* _Work required_
Copy the records below exactly, leaving out every picture.

* _Records provided_
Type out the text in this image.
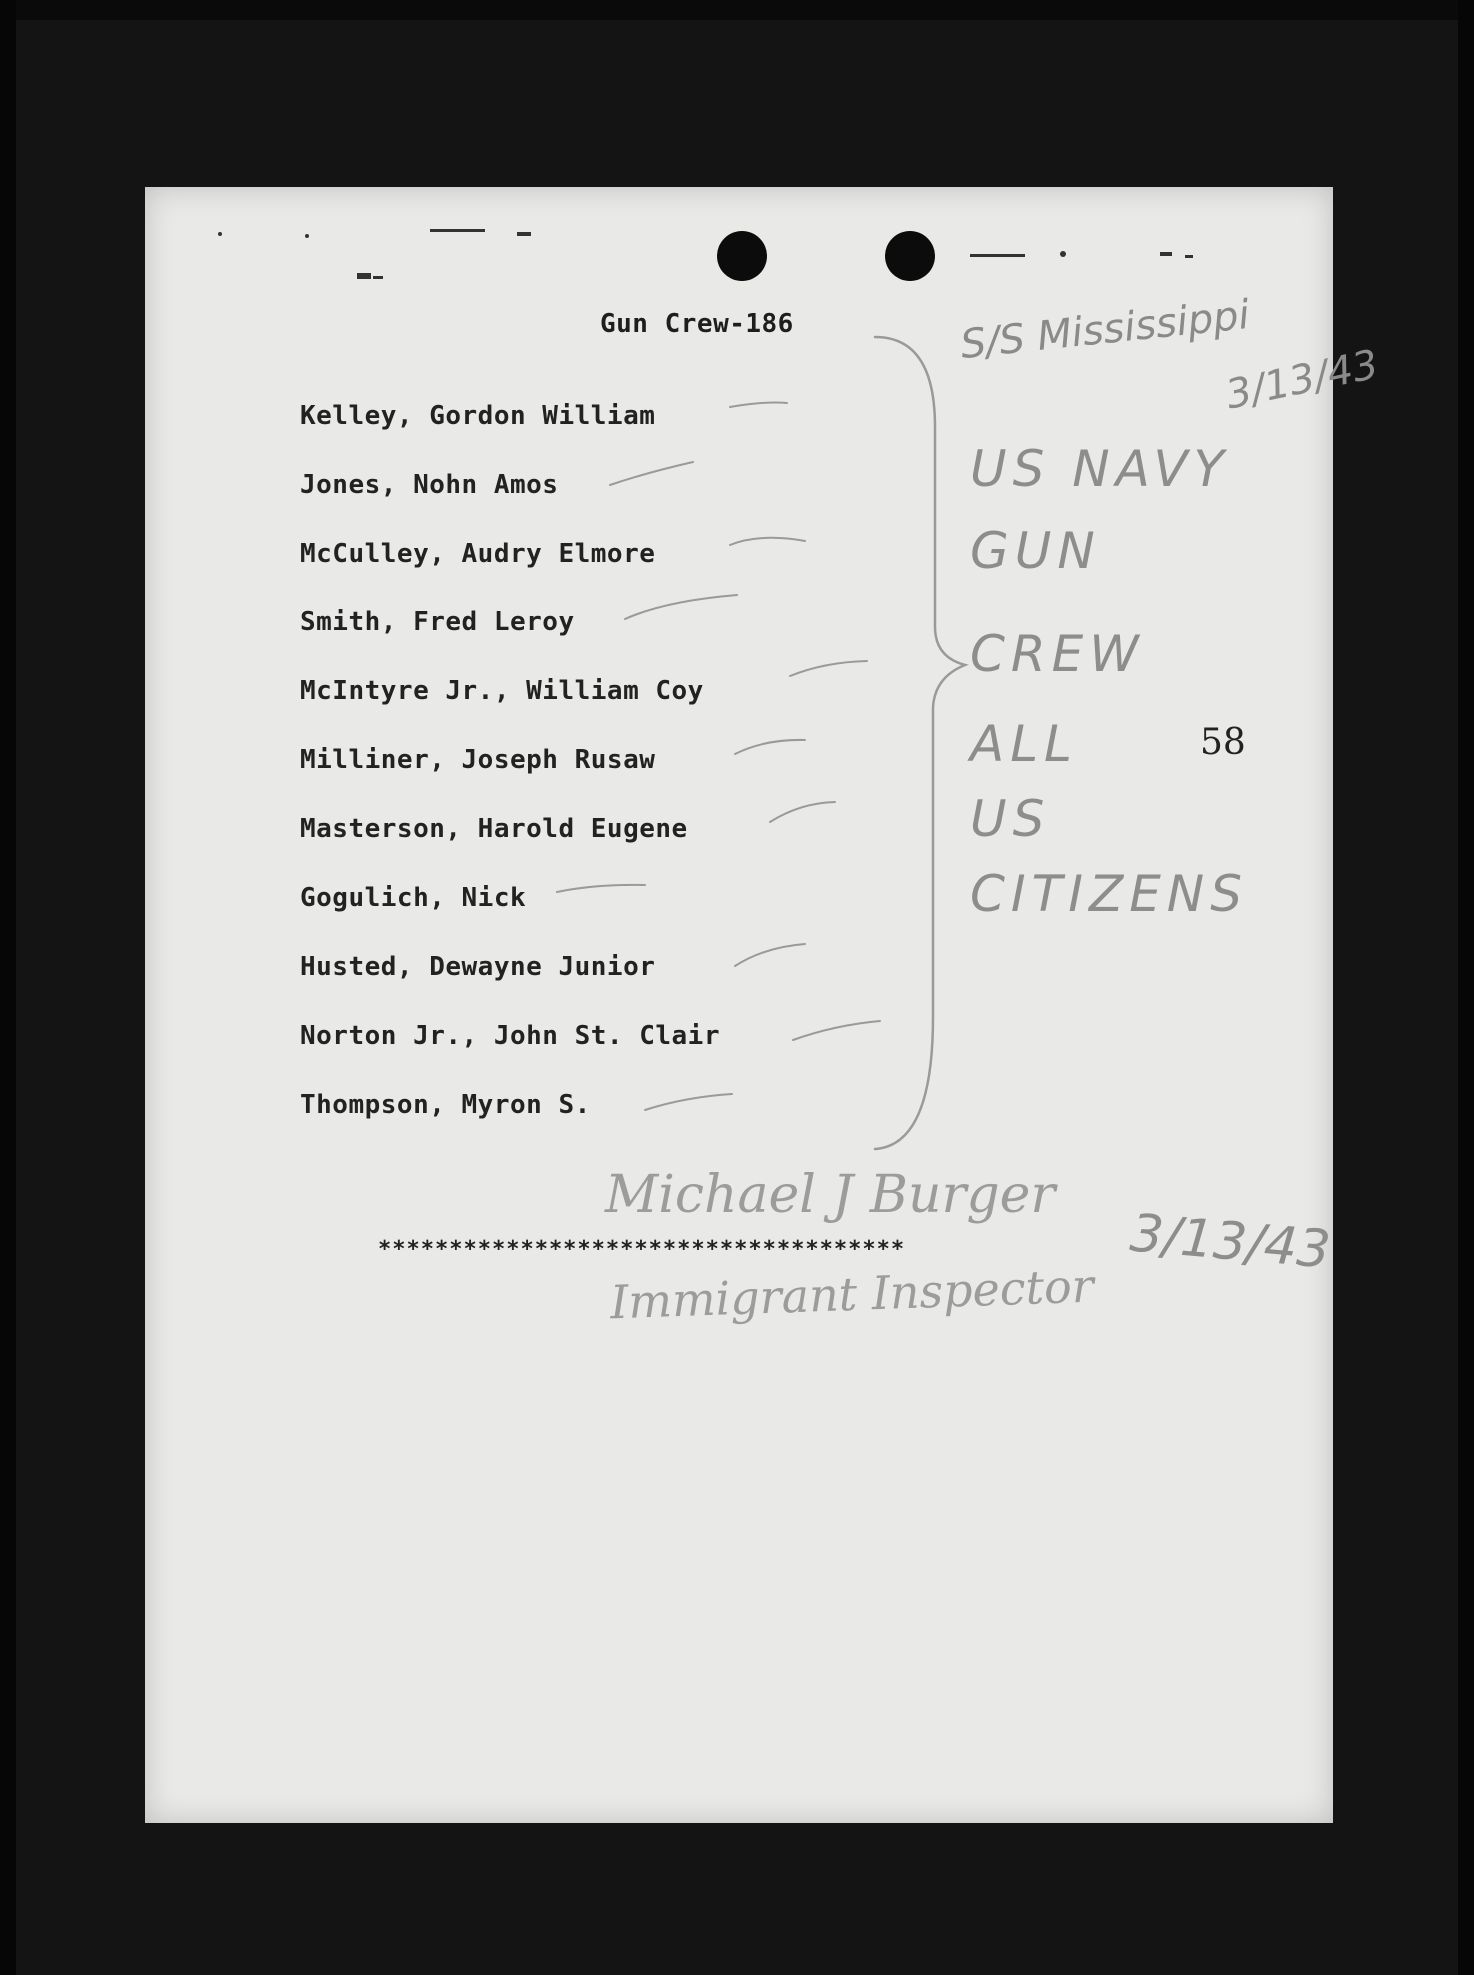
Gun Crew-186
Kelley, Gordon William
Jones, Nohn Amos
McCulley, Audry Elmore
Smith, Fred Leroy
McIntyre Jr., William Coy
Milliner, Joseph Rusaw
Masterson, Harold Eugene
Gogulich, Nick
Husted, Dewayne Junior
Norton Jr., John St. Clair
Thompson, Myron S.

*************************************

58
S/S Mississippi
3/13/43
US NAVY
GUN
CREW
ALL
US
CITIZENS
Michael J Burger
Immigrant Inspector
3/13/43
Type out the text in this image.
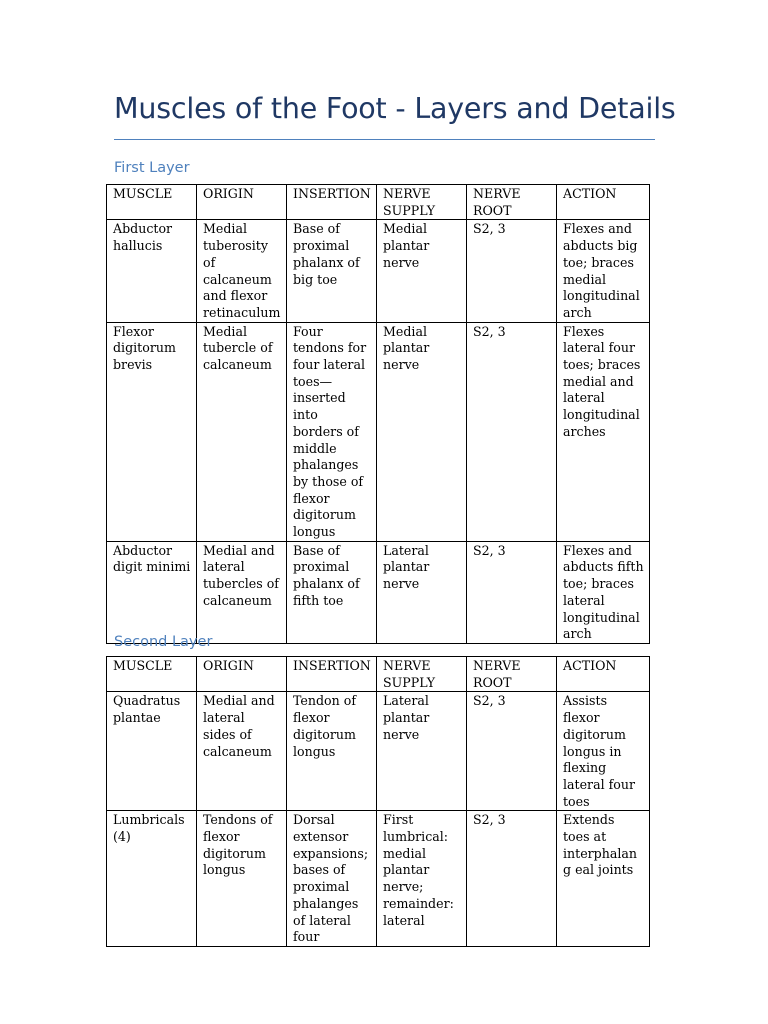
Muscles of the Foot - Layers and Details
First Layer
MUSCLE	ORIGIN	INSERTION	NERVE SUPPLY	NERVE ROOT	ACTION
Abductor hallucis	Medial tuberosity of calcaneum and flexor retinaculum	Base of proximal phalanx of big toe	Medial plantar nerve	S2, 3	Flexes and abducts big toe; braces medial longitudinal arch
Flexor digitorum brevis	Medial tubercle of calcaneum	Four tendons for four lateral toes—inserted into borders of middle phalanges by those of flexor digitorum longus	Medial plantar nerve	S2, 3	Flexes lateral four toes; braces medial and lateral longitudinal arches
Abductor digit minimi	Medial and lateral tubercles of calcaneum	Base of proximal phalanx of fifth toe	Lateral plantar nerve	S2, 3	Flexes and abducts fifth toe; braces lateral longitudinal arch
Second Layer
MUSCLE	ORIGIN	INSERTION	NERVE SUPPLY	NERVE ROOT	ACTION
Quadratus plantae	Medial and lateral sides of calcaneum	Tendon of flexor digitorum longus	Lateral plantar nerve	S2, 3	Assists flexor digitorum longus in flexing lateral four toes
Lumbricals (4)	Tendons of flexor digitorum longus	Dorsal extensor expansions; bases of proximal phalanges of lateral four	First lumbrical: medial plantar nerve; remainder: lateral	S2, 3	Extends toes at interphalang eal joints
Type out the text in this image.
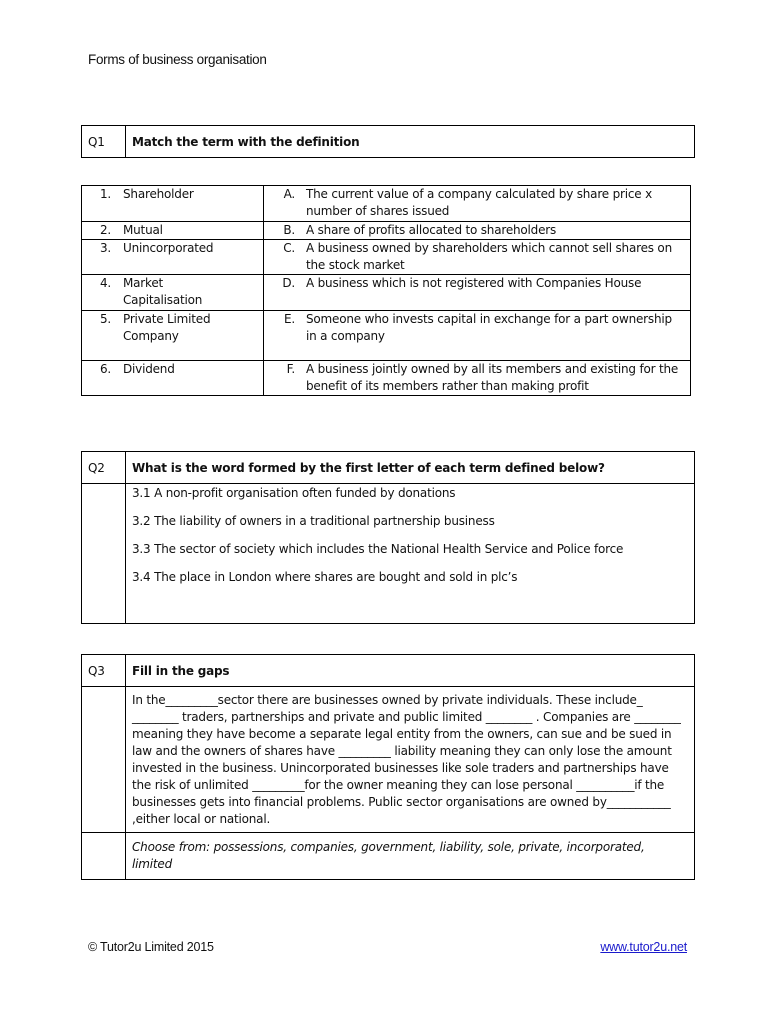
Forms of business organisation
Q1	Match the term with the definition
1. Shareholder	A. The current value of a company calculated by share price x number of shares issued

2. Mutual	B. A share of profits allocated to shareholders

3. Unincorporated	C. A business owned by shareholders which cannot sell shares on the stock market

4. Market Capitalisation	D. A business which is not registered with Companies House

5. Private Limited Company	E. Someone who invests capital in exchange for a part ownership in a company

6. Dividend	F. A business jointly owned by all its members and existing for the benefit of its members rather than making profit
Q2	What is the word formed by the first letter of each term defined below?

	3.1 A non-profit organisation often funded by donations

3.2 The liability of owners in a traditional partnership business

3.3 The sector of society which includes the National Health Service and Police force

3.4 The place in London where shares are bought and sold in plc’s

Q3	Fill in the gaps

	In the_________sector there are businesses owned by private individuals. These include_ ________ traders, partnerships and private and public limited ________ . Companies are ________ meaning they have become a separate legal entity from the owners, can sue and be sued in law and the owners of shares have _________ liability meaning they can only lose the amount invested in the business. Unincorporated businesses like sole traders and partnerships have the risk of unlimited _________for the owner meaning they can lose personal __________if the businesses gets into financial problems. Public sector organisations are owned by___________ ,either local or national.

	Choose from: possessions, companies, government, liability, sole, private, incorporated, limited
© Tutor2u Limited 2015	www.tutor2u.net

* _Task result_
Type out the text in this image.
Gun Crew-186
Kelley, Gordon William
Jones, Nohn Amos
McCulley, Audry Elmore
Smith, Fred Leroy
McIntyre Jr., William Coy
Milliner, Joseph Rusaw
Masterson, Harold Eugene
Gogulich, Nick
Husted, Dewayne Junior
Norton Jr., John St. Clair
Thompson, Myron S.

*************************************

58
S/S Mississippi
3/13/43
US NAVY
GUN
CREW
ALL
US
CITIZENS
Michael J Burger
Immigrant Inspector
3/13/43
Type out the text in this image.
Muscles of the Foot - Layers and Details
First Layer
MUSCLE	ORIGIN	INSERTION	NERVE SUPPLY	NERVE ROOT	ACTION
Abductor hallucis	Medial tuberosity of calcaneum and flexor retinaculum	Base of proximal phalanx of big toe	Medial plantar nerve	S2, 3	Flexes and abducts big toe; braces medial longitudinal arch
Flexor digitorum brevis	Medial tubercle of calcaneum	Four tendons for four lateral toes—inserted into borders of middle phalanges by those of flexor digitorum longus	Medial plantar nerve	S2, 3	Flexes lateral four toes; braces medial and lateral longitudinal arches
Abductor digit minimi	Medial and lateral tubercles of calcaneum	Base of proximal phalanx of fifth toe	Lateral plantar nerve	S2, 3	Flexes and abducts fifth toe; braces lateral longitudinal arch
Second Layer
MUSCLE	ORIGIN	INSERTION	NERVE SUPPLY	NERVE ROOT	ACTION
Quadratus plantae	Medial and lateral sides of calcaneum	Tendon of flexor digitorum longus	Lateral plantar nerve	S2, 3	Assists flexor digitorum longus in flexing lateral four toes
Lumbricals (4)	Tendons of flexor digitorum longus	Dorsal extensor expansions; bases of proximal phalanges of lateral four	First lumbrical: medial plantar nerve; remainder: lateral	S2, 3	Extends toes at interphalang eal joints
Type out the text in this image.
Forms of business organisation
Q1	Match the term with the definition
1. Shareholder	A. The current value of a company calculated by share price x number of shares issued

2. Mutual	B. A share of profits allocated to shareholders

3. Unincorporated	C. A business owned by shareholders which cannot sell shares on the stock market

4. Market Capitalisation	D. A business which is not registered with Companies House

5. Private Limited Company	E. Someone who invests capital in exchange for a part ownership in a company

6. Dividend	F. A business jointly owned by all its members and existing for the benefit of its members rather than making profit
Q2	What is the word formed by the first letter of each term defined below?

	3.1 A non-profit organisation often funded by donations

3.2 The liability of owners in a traditional partnership business

3.3 The sector of society which includes the National Health Service and Police force

3.4 The place in London where shares are bought and sold in plc’s

Q3	Fill in the gaps

	In the_________sector there are businesses owned by private individuals. These include_ ________ traders, partnerships and private and public limited ________ . Companies are ________ meaning they have become a separate legal entity from the owners, can sue and be sued in law and the owners of shares have _________ liability meaning they can only lose the amount invested in the business. Unincorporated businesses like sole traders and partnerships have the risk of unlimited _________for the owner meaning they can lose personal __________if the businesses gets into financial problems. Public sector organisations are owned by___________ ,either local or national.

	Choose from: possessions, companies, government, liability, sole, private, incorporated, limited
© Tutor2u Limited 2015	www.tutor2u.net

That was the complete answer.